Your goal> Compute the number of lines that include the string "পরবর", then output that number and nothing else.

Working data>
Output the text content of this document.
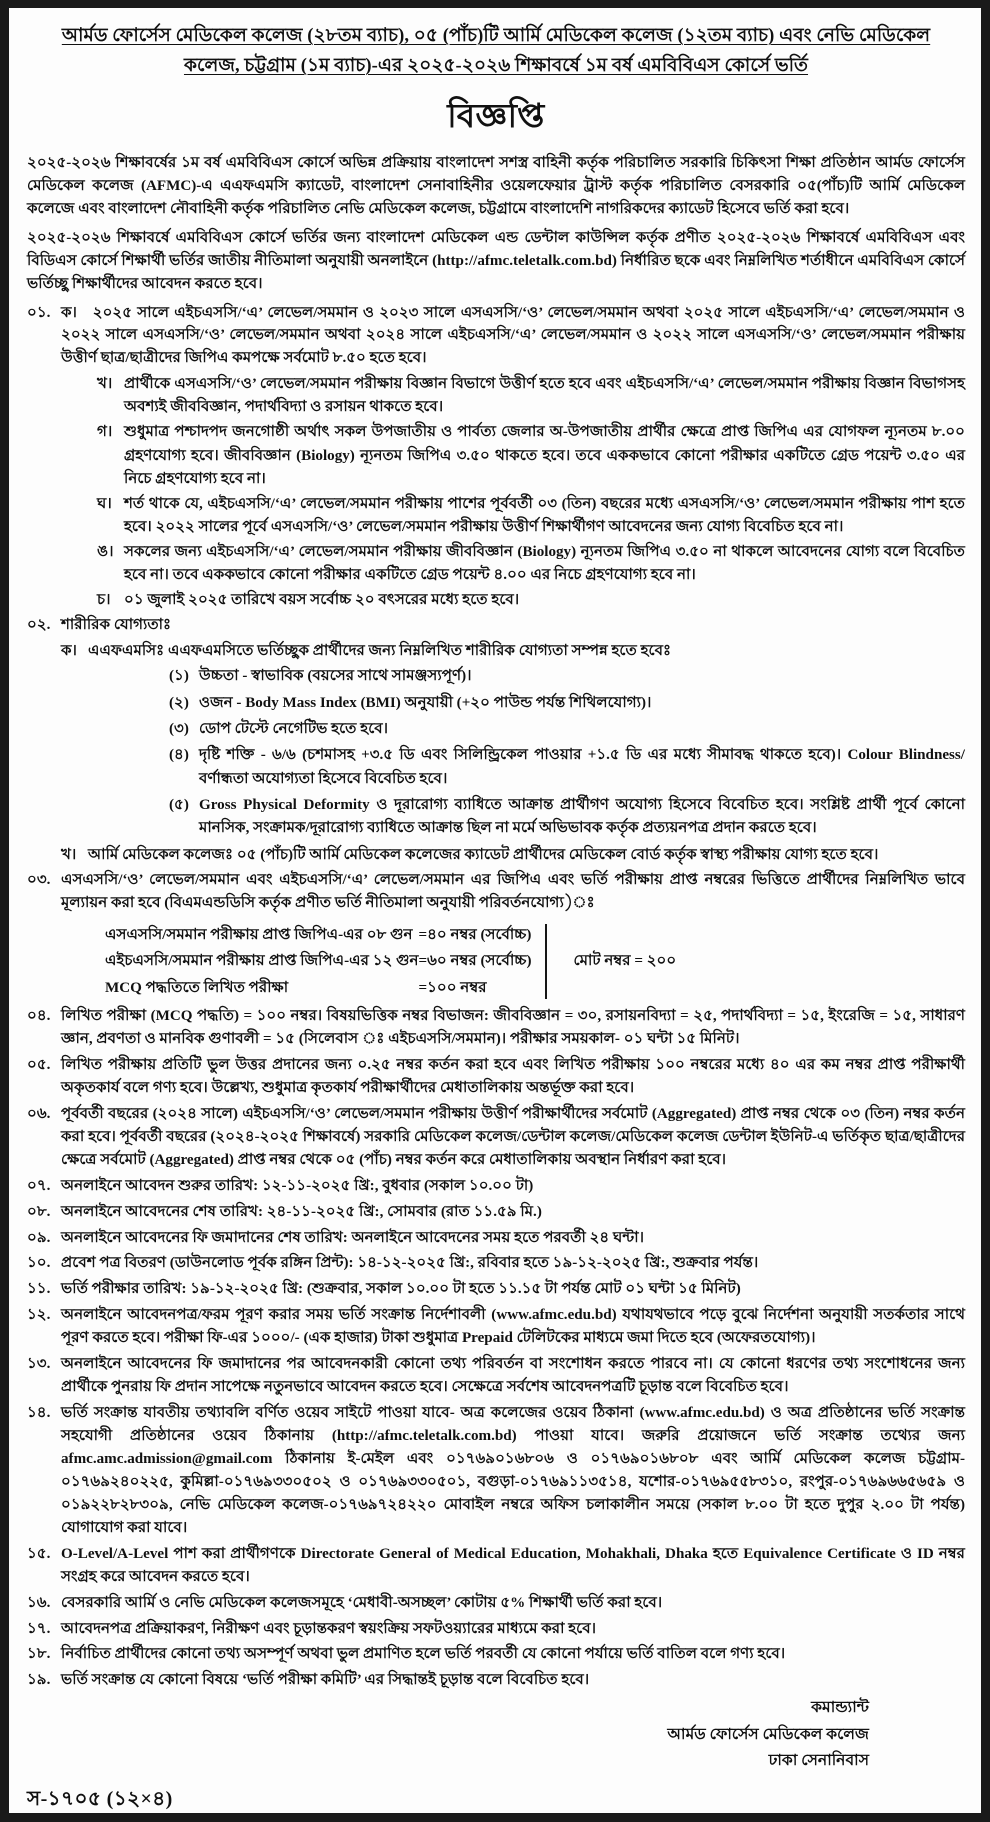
আর্মড ফোর্সেস মেডিকেল কলেজ (২৮তম ব্যাচ), ০৫ (পাঁচ)টি আর্মি মেডিকেল কলেজ (১২তম ব্যাচ) এবং নেভি মেডিকেল
কলেজ, চট্টগ্রাম (১ম ব্যাচ)-এর ২০২৫-২০২৬ শিক্ষাবর্ষে ১ম বর্ষ এমবিবিএস কোর্সে ভর্তি
বিজ্ঞপ্তি

২০২৫-২০২৬ শিক্ষাবর্ষের ১ম বর্ষ এমবিবিএস কোর্সে অভিন্ন প্রক্রিয়ায় বাংলাদেশ সশস্ত্র বাহিনী কর্তৃক পরিচালিত সরকারি চিকিৎসা শিক্ষা প্রতিষ্ঠান আর্মড ফোর্সেস মেডিকেল কলেজ (AFMC)-এ এএফএমসি ক্যাডেট, বাংলাদেশ সেনাবাহিনীর ওয়েলফেয়ার ট্রাস্ট কর্তৃক পরিচালিত বেসরকারি ০৫(পাঁচ)টি আর্মি মেডিকেল কলেজে এবং বাংলাদেশ নৌবাহিনী কর্তৃক পরিচালিত নেভি মেডিকেল কলেজ, চট্টগ্রামে বাংলাদেশি নাগরিকদের ক্যাডেট হিসেবে ভর্তি করা হবে।

২০২৫-২০২৬ শিক্ষাবর্ষে এমবিবিএস কোর্সে ভর্তির জন্য বাংলাদেশ মেডিকেল এন্ড ডেন্টাল কাউন্সিল কর্তৃক প্রণীত ২০২৫-২০২৬ শিক্ষাবর্ষে এমবিবিএস এবং বিডিএস কোর্সে শিক্ষার্থী ভর্তির জাতীয় নীতিমালা অনুযায়ী অনলাইনে (http://afmc.teletalk.com.bd) নির্ধারিত ছকে এবং নিম্নলিখিত শর্তাধীনে এমবিবিএস কোর্সে ভর্তিচ্ছু শিক্ষার্থীদের আবেদন করতে হবে।

০১. ক। ২০২৫ সালে এইচএসসি/‘এ’ লেভেল/সমমান ও ২০২৩ সালে এসএসসি/‘ও’ লেভেল/সমমান অথবা ২০২৫ সালে এইচএসসি/‘এ’ লেভেল/সমমান ও ২০২২ সালে এসএসসি/‘ও’ লেভেল/সমমান অথবা ২০২৪ সালে এইচএসসি/‘এ’ লেভেল/সমমান ও ২০২২ সালে এসএসসি/‘ও’ লেভেল/সমমান পরীক্ষায় উত্তীর্ণ ছাত্র/ছাত্রীদের জিপিএ কমপক্ষে সর্বমোট ৮.৫০ হতে হবে।
খ। প্রার্থীকে এসএসসি/‘ও’ লেভেল/সমমান পরীক্ষায় বিজ্ঞান বিভাগে উত্তীর্ণ হতে হবে এবং এইচএসসি/‘এ’ লেভেল/সমমান পরীক্ষায় বিজ্ঞান বিভাগসহ অবশ্যই জীববিজ্ঞান, পদার্থবিদ্যা ও রসায়ন থাকতে হবে।
গ। শুধুমাত্র পশ্চাদপদ জনগোষ্ঠী অর্থাৎ সকল উপজাতীয় ও পার্বত্য জেলার অ-উপজাতীয় প্রার্থীর ক্ষেত্রে প্রাপ্ত জিপিএ এর যোগফল ন্যূনতম ৮.০০ গ্রহণযোগ্য হবে। জীববিজ্ঞান (Biology) ন্যূনতম জিপিএ ৩.৫০ থাকতে হবে। তবে এককভাবে কোনো পরীক্ষার একটিতে গ্রেড পয়েন্ট ৩.৫০ এর নিচে গ্রহণযোগ্য হবে না।
ঘ। শর্ত থাকে যে, এইচএসসি/‘এ’ লেভেল/সমমান পরীক্ষায় পাশের পূর্ববর্তী ০৩ (তিন) বছরের মধ্যে এসএসসি/‘ও’ লেভেল/সমমান পরীক্ষায় পাশ হতে হবে। ২০২২ সালের পূর্বে এসএসসি/‘ও’ লেভেল/সমমান পরীক্ষায় উত্তীর্ণ শিক্ষার্থীগণ আবেদনের জন্য যোগ্য বিবেচিত হবে না।
ঙ। সকলের জন্য এইচএসসি/‘এ’ লেভেল/সমমান পরীক্ষায় জীববিজ্ঞান (Biology) ন্যূনতম জিপিএ ৩.৫০ না থাকলে আবেদনের যোগ্য বলে বিবেচিত হবে না। তবে এককভাবে কোনো পরীক্ষার একটিতে গ্রেড পয়েন্ট ৪.০০ এর নিচে গ্রহণযোগ্য হবে না।
চ। ০১ জুলাই ২০২৫ তারিখে বয়স সর্বোচ্চ ২০ বৎসরের মধ্যে হতে হবে।
০২. শারীরিক যোগ্যতাঃ
ক। এএফএমসিঃ এএফএমসিতে ভর্তিচ্ছুক প্রার্থীদের জন্য নিম্নলিখিত শারীরিক যোগ্যতা সম্পন্ন হতে হবেঃ
(১) উচ্চতা - স্বাভাবিক (বয়সের সাথে সামঞ্জস্যপূর্ণ)।
(২) ওজন - Body Mass Index (BMI) অনুযায়ী (+২০ পাউন্ড পর্যন্ত শিথিলযোগ্য)।
(৩) ডোপ টেস্টে নেগেটিভ হতে হবে।
(৪) দৃষ্টি শক্তি - ৬/৬ (চশমাসহ +৩.৫ ডি এবং সিলিন্ড্রিকেল পাওয়ার +১.৫ ডি এর মধ্যে সীমাবদ্ধ থাকতে হবে)। Colour Blindness/ বর্ণান্ধতা অযোগ্যতা হিসেবে বিবেচিত হবে।
(৫) Gross Physical Deformity ও দূরারোগ্য ব্যাধিতে আক্রান্ত প্রার্থীগণ অযোগ্য হিসেবে বিবেচিত হবে। সংশ্লিষ্ট প্রার্থী পূর্বে কোনো মানসিক, সংক্রামক/দূরারোগ্য ব্যাধিতে আক্রান্ত ছিল না মর্মে অভিভাবক কর্তৃক প্রত্যয়নপত্র প্রদান করতে হবে।
খ। আর্মি মেডিকেল কলেজঃ ০৫ (পাঁচ)টি আর্মি মেডিকেল কলেজের ক্যাডেট প্রার্থীদের মেডিকেল বোর্ড কর্তৃক স্বাস্থ্য পরীক্ষায় যোগ্য হতে হবে।
০৩. এসএসসি/‘ও’ লেভেল/সমমান এবং এইচএসসি/‘এ’ লেভেল/সমমান এর জিপিএ এবং ভর্তি পরীক্ষায় প্রাপ্ত নম্বরের ভিত্তিতে প্রার্থীদের নিম্নলিখিত ভাবে মূল্যায়ন করা হবে (বিএমএন্ডডিসি কর্তৃক প্রণীত ভর্তি নীতিমালা অনুযায়ী পরিবর্তনযোগ্য)ঃ
এসএসসি/সমমান পরীক্ষায় প্রাপ্ত জিপিএ-এর ০৮ গুন	=	৪০ নম্বর (সর্বোচ্চ)
এইচএসসি/সমমান পরীক্ষায় প্রাপ্ত জিপিএ-এর ১২ গুন	=	৬০ নম্বর (সর্বোচ্চ)
MCQ পদ্ধতিতে লিখিত পরীক্ষা	=	১০০ নম্বর
মোট নম্বর = ২০০
০৪. লিখিত পরীক্ষা (MCQ পদ্ধতি) = ১০০ নম্বর। বিষয়ভিত্তিক নম্বর বিভাজন: জীববিজ্ঞান = ৩০, রসায়নবিদ্যা = ২৫, পদার্থবিদ্যা = ১৫, ইংরেজি = ১৫, সাধারণ জ্ঞান, প্রবণতা ও মানবিক গুণাবলী = ১৫ (সিলেবাস ঃ এইচএসসি/সমমান)। পরীক্ষার সময়কাল- ০১ ঘন্টা ১৫ মিনিট।
০৫. লিখিত পরীক্ষায় প্রতিটি ভুল উত্তর প্রদানের জন্য ০.২৫ নম্বর কর্তন করা হবে এবং লিখিত পরীক্ষায় ১০০ নম্বরের মধ্যে ৪০ এর কম নম্বর প্রাপ্ত পরীক্ষার্থী অকৃতকার্য বলে গণ্য হবে। উল্লেখ্য, শুধুমাত্র কৃতকার্য পরীক্ষার্থীদের মেধাতালিকায় অন্তর্ভূক্ত করা হবে।
০৬. পূর্ববর্তী বছরের (২০২৪ সালে) এইচএসসি/‘ও’ লেভেল/সমমান পরীক্ষায় উত্তীর্ণ পরীক্ষার্থীদের সর্বমোট (Aggregated) প্রাপ্ত নম্বর থেকে ০৩ (তিন) নম্বর কর্তন করা হবে। পূর্ববর্তী বছরের (২০২৪-২০২৫ শিক্ষাবর্ষে) সরকারি মেডিকেল কলেজ/ডেন্টাল কলেজ/মেডিকেল কলেজ ডেন্টাল ইউনিট-এ ভর্তিকৃত ছাত্র/ছাত্রীদের ক্ষেত্রে সর্বমোট (Aggregated) প্রাপ্ত নম্বর থেকে ০৫ (পাঁচ) নম্বর কর্তন করে মেধাতালিকায় অবস্থান নির্ধারণ করা হবে।
০৭. অনলাইনে আবেদন শুরুর তারিখ: ১২-১১-২০২৫ খ্রি:, বুধবার (সকাল ১০.০০ টা)
০৮. অনলাইনে আবেদনের শেষ তারিখ: ২৪-১১-২০২৫ খ্রি:, সোমবার (রাত ১১.৫৯ মি.)
০৯. অনলাইনে আবেদনের ফি জমাদানের শেষ তারিখ: অনলাইনে আবেদনের সময় হতে পরবর্তী ২৪ ঘন্টা।
১০. প্রবেশ পত্র বিতরণ (ডাউনলোড পূর্বক রঙ্গিন প্রিন্ট): ১৪-১২-২০২৫ খ্রি:, রবিবার হতে ১৯-১২-২০২৫ খ্রি:, শুক্রবার পর্যন্ত।
১১. ভর্তি পরীক্ষার তারিখ: ১৯-১২-২০২৫ খ্রি: (শুক্রবার, সকাল ১০.০০ টা হতে ১১.১৫ টা পর্যন্ত মোট ০১ ঘন্টা ১৫ মিনিট)
১২. অনলাইনে আবেদনপত্র/ফরম পূরণ করার সময় ভর্তি সংক্রান্ত নির্দেশাবলী (www.afmc.edu.bd) যথাযথভাবে পড়ে বুঝে নির্দেশনা অনুযায়ী সতর্কতার সাথে পূরণ করতে হবে। পরীক্ষা ফি-এর ১০০০/- (এক হাজার) টাকা শুধুমাত্র Prepaid টেলিটকের মাধ্যমে জমা দিতে হবে (অফেরতযোগ্য)।
১৩. অনলাইনে আবেদনের ফি জমাদানের পর আবেদনকারী কোনো তথ্য পরিবর্তন বা সংশোধন করতে পারবে না। যে কোনো ধরণের তথ্য সংশোধনের জন্য প্রার্থীকে পুনরায় ফি প্রদান সাপেক্ষে নতুনভাবে আবেদন করতে হবে। সেক্ষেত্রে সর্বশেষ আবেদনপত্রটি চূড়ান্ত বলে বিবেচিত হবে।
১৪. ভর্তি সংক্রান্ত যাবতীয় তথ্যাবলি বর্ণিত ওয়েব সাইটে পাওয়া যাবে- অত্র কলেজের ওয়েব ঠিকানা (www.afmc.edu.bd) ও অত্র প্রতিষ্ঠানের ভর্তি সংক্রান্ত সহযোগী প্রতিষ্ঠানের ওয়েব ঠিকানায় (http://afmc.teletalk.com.bd) পাওয়া যাবে। জরুরি প্রয়োজনে ভর্তি সংক্রান্ত তথ্যের জন্য afmc.amc.admission@gmail.com ঠিকানায় ই-মেইল এবং ০১৭৬৯০১৬৮০৬ ও ০১৭৬৯০১৬৮০৮ এবং আর্মি মেডিকেল কলেজ চট্টগ্রাম- ০১৭৬৯২৪০২২৫, কুমিল্লা-০১৭৬৯৩৩০৫০২ ও ০১৭৬৯৩৩০৫০১, বগুড়া-০১৭৬৯১১৩৫১৪, যশোর-০১৭৬৯৫৫৮৩১০, রংপুর-০১৭৬৯৬৬৫৬৫৯ ও ০১৯২২৮২৮৩০৯, নেভি মেডিকেল কলেজ-০১৭৬৯৭২৪২২০ মোবাইল নম্বরে অফিস চলাকালীন সময়ে (সকাল ৮.০০ টা হতে দুপুর ২.০০ টা পর্যন্ত) যোগাযোগ করা যাবে।
১৫. O-Level/A-Level পাশ করা প্রার্থীগণকে Directorate General of Medical Education, Mohakhali, Dhaka হতে Equivalence Certificate ও ID নম্বর সংগ্রহ করে আবেদন করতে হবে।
১৬. বেসরকারি আর্মি ও নেভি মেডিকেল কলেজসমূহে ‘মেধাবী-অসচ্ছল’ কোটায় ৫% শিক্ষার্থী ভর্তি করা হবে।
১৭. আবেদনপত্র প্রক্রিয়াকরণ, নিরীক্ষণ এবং চূড়ান্তকরণ স্বয়ংক্রিয় সফটওয়্যারের মাধ্যমে করা হবে।
১৮. নির্বাচিত প্রার্থীদের কোনো তথ্য অসম্পূর্ণ অথবা ভুল প্রমাণিত হলে ভর্তি পরবর্তী যে কোনো পর্যায়ে ভর্তি বাতিল বলে গণ্য হবে।
১৯. ভর্তি সংক্রান্ত যে কোনো বিষয়ে ‘ভর্তি পরীক্ষা কমিটি’ এর সিদ্ধান্তই চূড়ান্ত বলে বিবেচিত হবে।
কমান্ড্যান্ট
আর্মড ফোর্সেস মেডিকেল কলেজ
ঢাকা সেনানিবাস
স-১৭০৫ (১২×৪)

Solution to this exercise> 2